WHAT YOU NEED TO DO:
Give the data again, word for word.

————————

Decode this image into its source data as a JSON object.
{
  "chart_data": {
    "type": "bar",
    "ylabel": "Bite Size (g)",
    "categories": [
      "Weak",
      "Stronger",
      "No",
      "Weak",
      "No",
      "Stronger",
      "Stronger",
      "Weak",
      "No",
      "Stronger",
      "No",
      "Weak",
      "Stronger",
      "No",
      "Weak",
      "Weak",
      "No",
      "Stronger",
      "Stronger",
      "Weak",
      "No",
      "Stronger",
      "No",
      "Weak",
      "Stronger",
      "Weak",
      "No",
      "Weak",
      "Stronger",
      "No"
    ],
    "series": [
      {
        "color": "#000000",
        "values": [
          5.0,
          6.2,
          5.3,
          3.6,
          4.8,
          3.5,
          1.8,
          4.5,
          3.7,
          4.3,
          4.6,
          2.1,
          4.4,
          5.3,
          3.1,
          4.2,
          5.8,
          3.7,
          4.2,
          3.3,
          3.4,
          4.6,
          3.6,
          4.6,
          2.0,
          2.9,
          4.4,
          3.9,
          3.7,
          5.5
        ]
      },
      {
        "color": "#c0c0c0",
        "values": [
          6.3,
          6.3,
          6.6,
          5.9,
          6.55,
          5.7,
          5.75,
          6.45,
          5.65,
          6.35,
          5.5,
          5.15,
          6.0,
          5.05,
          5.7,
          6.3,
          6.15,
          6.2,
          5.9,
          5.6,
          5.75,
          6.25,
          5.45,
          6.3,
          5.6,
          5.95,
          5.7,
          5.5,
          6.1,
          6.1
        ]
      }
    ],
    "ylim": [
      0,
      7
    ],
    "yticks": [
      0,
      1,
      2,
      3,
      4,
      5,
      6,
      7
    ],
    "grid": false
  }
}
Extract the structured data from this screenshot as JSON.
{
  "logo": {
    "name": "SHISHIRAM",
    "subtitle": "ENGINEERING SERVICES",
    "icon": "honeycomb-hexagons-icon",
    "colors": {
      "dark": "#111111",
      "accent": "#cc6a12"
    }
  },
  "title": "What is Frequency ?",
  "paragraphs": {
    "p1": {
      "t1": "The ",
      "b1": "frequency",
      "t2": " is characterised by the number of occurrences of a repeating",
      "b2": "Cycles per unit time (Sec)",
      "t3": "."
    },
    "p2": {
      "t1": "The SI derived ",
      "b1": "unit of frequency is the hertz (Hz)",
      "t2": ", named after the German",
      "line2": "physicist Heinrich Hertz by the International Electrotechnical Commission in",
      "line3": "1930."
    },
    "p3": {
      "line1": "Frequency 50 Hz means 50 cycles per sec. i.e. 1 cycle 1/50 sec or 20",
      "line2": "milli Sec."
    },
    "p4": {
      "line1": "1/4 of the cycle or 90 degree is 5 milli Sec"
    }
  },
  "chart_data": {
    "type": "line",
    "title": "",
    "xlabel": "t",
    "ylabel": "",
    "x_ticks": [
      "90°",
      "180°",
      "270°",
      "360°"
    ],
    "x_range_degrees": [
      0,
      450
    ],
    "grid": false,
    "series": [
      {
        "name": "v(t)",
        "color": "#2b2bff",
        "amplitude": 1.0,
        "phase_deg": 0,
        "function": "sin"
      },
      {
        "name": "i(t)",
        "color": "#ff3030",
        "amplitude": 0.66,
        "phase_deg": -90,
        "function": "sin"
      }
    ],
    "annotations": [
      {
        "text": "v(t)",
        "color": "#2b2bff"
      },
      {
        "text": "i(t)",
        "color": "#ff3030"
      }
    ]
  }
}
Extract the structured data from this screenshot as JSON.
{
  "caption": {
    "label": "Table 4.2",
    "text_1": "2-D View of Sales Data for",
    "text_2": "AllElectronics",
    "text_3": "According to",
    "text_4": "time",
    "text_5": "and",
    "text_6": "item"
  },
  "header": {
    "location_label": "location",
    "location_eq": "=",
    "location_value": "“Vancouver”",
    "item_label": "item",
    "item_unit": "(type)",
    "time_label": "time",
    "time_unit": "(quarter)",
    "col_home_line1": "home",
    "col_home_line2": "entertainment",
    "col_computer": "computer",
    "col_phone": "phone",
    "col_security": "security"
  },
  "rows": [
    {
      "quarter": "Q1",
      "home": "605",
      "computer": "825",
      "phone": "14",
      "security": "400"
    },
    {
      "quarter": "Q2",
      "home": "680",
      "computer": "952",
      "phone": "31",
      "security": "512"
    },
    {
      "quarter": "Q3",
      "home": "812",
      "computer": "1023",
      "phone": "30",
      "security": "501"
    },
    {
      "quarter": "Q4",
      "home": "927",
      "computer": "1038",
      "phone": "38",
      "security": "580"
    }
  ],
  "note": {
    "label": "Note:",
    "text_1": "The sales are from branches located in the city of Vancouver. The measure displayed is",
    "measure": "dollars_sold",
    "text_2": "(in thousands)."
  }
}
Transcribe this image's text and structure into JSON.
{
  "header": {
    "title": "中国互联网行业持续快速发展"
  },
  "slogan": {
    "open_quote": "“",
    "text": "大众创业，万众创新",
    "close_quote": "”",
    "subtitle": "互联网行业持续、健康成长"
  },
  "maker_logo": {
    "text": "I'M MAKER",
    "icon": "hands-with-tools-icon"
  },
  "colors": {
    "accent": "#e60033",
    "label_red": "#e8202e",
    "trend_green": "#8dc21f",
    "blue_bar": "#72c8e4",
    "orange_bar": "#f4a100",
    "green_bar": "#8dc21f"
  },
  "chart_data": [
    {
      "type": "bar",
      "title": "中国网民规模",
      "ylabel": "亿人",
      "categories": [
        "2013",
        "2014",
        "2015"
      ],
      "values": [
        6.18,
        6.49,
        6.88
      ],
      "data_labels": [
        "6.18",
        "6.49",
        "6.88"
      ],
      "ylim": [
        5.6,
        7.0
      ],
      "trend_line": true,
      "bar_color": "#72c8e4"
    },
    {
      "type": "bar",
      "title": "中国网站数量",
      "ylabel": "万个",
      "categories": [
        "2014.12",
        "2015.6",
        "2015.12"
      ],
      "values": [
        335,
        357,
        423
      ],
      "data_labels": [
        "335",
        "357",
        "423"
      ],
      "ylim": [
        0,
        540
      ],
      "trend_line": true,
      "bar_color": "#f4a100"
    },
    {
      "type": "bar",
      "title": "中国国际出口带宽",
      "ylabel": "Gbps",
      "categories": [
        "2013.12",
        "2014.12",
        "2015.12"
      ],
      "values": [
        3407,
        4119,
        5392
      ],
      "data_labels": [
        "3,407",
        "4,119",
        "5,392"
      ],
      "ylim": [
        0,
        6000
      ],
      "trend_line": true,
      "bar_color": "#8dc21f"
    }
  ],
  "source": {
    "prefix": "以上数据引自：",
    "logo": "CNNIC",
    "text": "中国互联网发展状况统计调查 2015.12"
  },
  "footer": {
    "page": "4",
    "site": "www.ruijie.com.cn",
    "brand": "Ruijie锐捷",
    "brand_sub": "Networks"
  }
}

————————

WRITTEN SOLUTION:
Decode this image into its source data as a JSON object.
{
  "chart_data": {
    "type": "bar",
    "ylabel": "Bite Size (g)",
    "categories": [
      "Weak",
      "Stronger",
      "No",
      "Weak",
      "No",
      "Stronger",
      "Stronger",
      "Weak",
      "No",
      "Stronger",
      "No",
      "Weak",
      "Stronger",
      "No",
      "Weak",
      "Weak",
      "No",
      "Stronger",
      "Stronger",
      "Weak",
      "No",
      "Stronger",
      "No",
      "Weak",
      "Stronger",
      "Weak",
      "No",
      "Weak",
      "Stronger",
      "No"
    ],
    "series": [
      {
        "color": "#000000",
        "values": [
          5.0,
          6.2,
          5.3,
          3.6,
          4.8,
          3.5,
          1.8,
          4.5,
          3.7,
          4.3,
          4.6,
          2.1,
          4.4,
          5.3,
          3.1,
          4.2,
          5.8,
          3.7,
          4.2,
          3.3,
          3.4,
          4.6,
          3.6,
          4.6,
          2.0,
          2.9,
          4.4,
          3.9,
          3.7,
          5.5
        ]
      },
      {
        "color": "#c0c0c0",
        "values": [
          6.3,
          6.3,
          6.6,
          5.9,
          6.55,
          5.7,
          5.75,
          6.45,
          5.65,
          6.35,
          5.5,
          5.15,
          6.0,
          5.05,
          5.7,
          6.3,
          6.15,
          6.2,
          5.9,
          5.6,
          5.75,
          6.25,
          5.45,
          6.3,
          5.6,
          5.95,
          5.7,
          5.5,
          6.1,
          6.1
        ]
      }
    ],
    "ylim": [
      0,
      7
    ],
    "yticks": [
      0,
      1,
      2,
      3,
      4,
      5,
      6,
      7
    ],
    "grid": false
  }
}
Extract the structured data from this screenshot as JSON.
{
  "logo": {
    "name": "SHISHIRAM",
    "subtitle": "ENGINEERING SERVICES",
    "icon": "honeycomb-hexagons-icon",
    "colors": {
      "dark": "#111111",
      "accent": "#cc6a12"
    }
  },
  "title": "What is Frequency ?",
  "paragraphs": {
    "p1": {
      "t1": "The ",
      "b1": "frequency",
      "t2": " is characterised by the number of occurrences of a repeating",
      "b2": "Cycles per unit time (Sec)",
      "t3": "."
    },
    "p2": {
      "t1": "The SI derived ",
      "b1": "unit of frequency is the hertz (Hz)",
      "t2": ", named after the German",
      "line2": "physicist Heinrich Hertz by the International Electrotechnical Commission in",
      "line3": "1930."
    },
    "p3": {
      "line1": "Frequency 50 Hz means 50 cycles per sec. i.e. 1 cycle 1/50 sec or 20",
      "line2": "milli Sec."
    },
    "p4": {
      "line1": "1/4 of the cycle or 90 degree is 5 milli Sec"
    }
  },
  "chart_data": {
    "type": "line",
    "title": "",
    "xlabel": "t",
    "ylabel": "",
    "x_ticks": [
      "90°",
      "180°",
      "270°",
      "360°"
    ],
    "x_range_degrees": [
      0,
      450
    ],
    "grid": false,
    "series": [
      {
        "name": "v(t)",
        "color": "#2b2bff",
        "amplitude": 1.0,
        "phase_deg": 0,
        "function": "sin"
      },
      {
        "name": "i(t)",
        "color": "#ff3030",
        "amplitude": 0.66,
        "phase_deg": -90,
        "function": "sin"
      }
    ],
    "annotations": [
      {
        "text": "v(t)",
        "color": "#2b2bff"
      },
      {
        "text": "i(t)",
        "color": "#ff3030"
      }
    ]
  }
}
Extract the structured data from this screenshot as JSON.
{
  "caption": {
    "label": "Table 4.2",
    "text_1": "2-D View of Sales Data for",
    "text_2": "AllElectronics",
    "text_3": "According to",
    "text_4": "time",
    "text_5": "and",
    "text_6": "item"
  },
  "header": {
    "location_label": "location",
    "location_eq": "=",
    "location_value": "“Vancouver”",
    "item_label": "item",
    "item_unit": "(type)",
    "time_label": "time",
    "time_unit": "(quarter)",
    "col_home_line1": "home",
    "col_home_line2": "entertainment",
    "col_computer": "computer",
    "col_phone": "phone",
    "col_security": "security"
  },
  "rows": [
    {
      "quarter": "Q1",
      "home": "605",
      "computer": "825",
      "phone": "14",
      "security": "400"
    },
    {
      "quarter": "Q2",
      "home": "680",
      "computer": "952",
      "phone": "31",
      "security": "512"
    },
    {
      "quarter": "Q3",
      "home": "812",
      "computer": "1023",
      "phone": "30",
      "security": "501"
    },
    {
      "quarter": "Q4",
      "home": "927",
      "computer": "1038",
      "phone": "38",
      "security": "580"
    }
  ],
  "note": {
    "label": "Note:",
    "text_1": "The sales are from branches located in the city of Vancouver. The measure displayed is",
    "measure": "dollars_sold",
    "text_2": "(in thousands)."
  }
}
Transcribe this image's text and structure into JSON.
{
  "header": {
    "title": "中国互联网行业持续快速发展"
  },
  "slogan": {
    "open_quote": "“",
    "text": "大众创业，万众创新",
    "close_quote": "”",
    "subtitle": "互联网行业持续、健康成长"
  },
  "maker_logo": {
    "text": "I'M MAKER",
    "icon": "hands-with-tools-icon"
  },
  "colors": {
    "accent": "#e60033",
    "label_red": "#e8202e",
    "trend_green": "#8dc21f",
    "blue_bar": "#72c8e4",
    "orange_bar": "#f4a100",
    "green_bar": "#8dc21f"
  },
  "chart_data": [
    {
      "type": "bar",
      "title": "中国网民规模",
      "ylabel": "亿人",
      "categories": [
        "2013",
        "2014",
        "2015"
      ],
      "values": [
        6.18,
        6.49,
        6.88
      ],
      "data_labels": [
        "6.18",
        "6.49",
        "6.88"
      ],
      "ylim": [
        5.6,
        7.0
      ],
      "trend_line": true,
      "bar_color": "#72c8e4"
    },
    {
      "type": "bar",
      "title": "中国网站数量",
      "ylabel": "万个",
      "categories": [
        "2014.12",
        "2015.6",
        "2015.12"
      ],
      "values": [
        335,
        357,
        423
      ],
      "data_labels": [
        "335",
        "357",
        "423"
      ],
      "ylim": [
        0,
        540
      ],
      "trend_line": true,
      "bar_color": "#f4a100"
    },
    {
      "type": "bar",
      "title": "中国国际出口带宽",
      "ylabel": "Gbps",
      "categories": [
        "2013.12",
        "2014.12",
        "2015.12"
      ],
      "values": [
        3407,
        4119,
        5392
      ],
      "data_labels": [
        "3,407",
        "4,119",
        "5,392"
      ],
      "ylim": [
        0,
        6000
      ],
      "trend_line": true,
      "bar_color": "#8dc21f"
    }
  ],
  "source": {
    "prefix": "以上数据引自：",
    "logo": "CNNIC",
    "text": "中国互联网发展状况统计调查 2015.12"
  },
  "footer": {
    "page": "4",
    "site": "www.ruijie.com.cn",
    "brand": "Ruijie锐捷",
    "brand_sub": "Networks"
  }
}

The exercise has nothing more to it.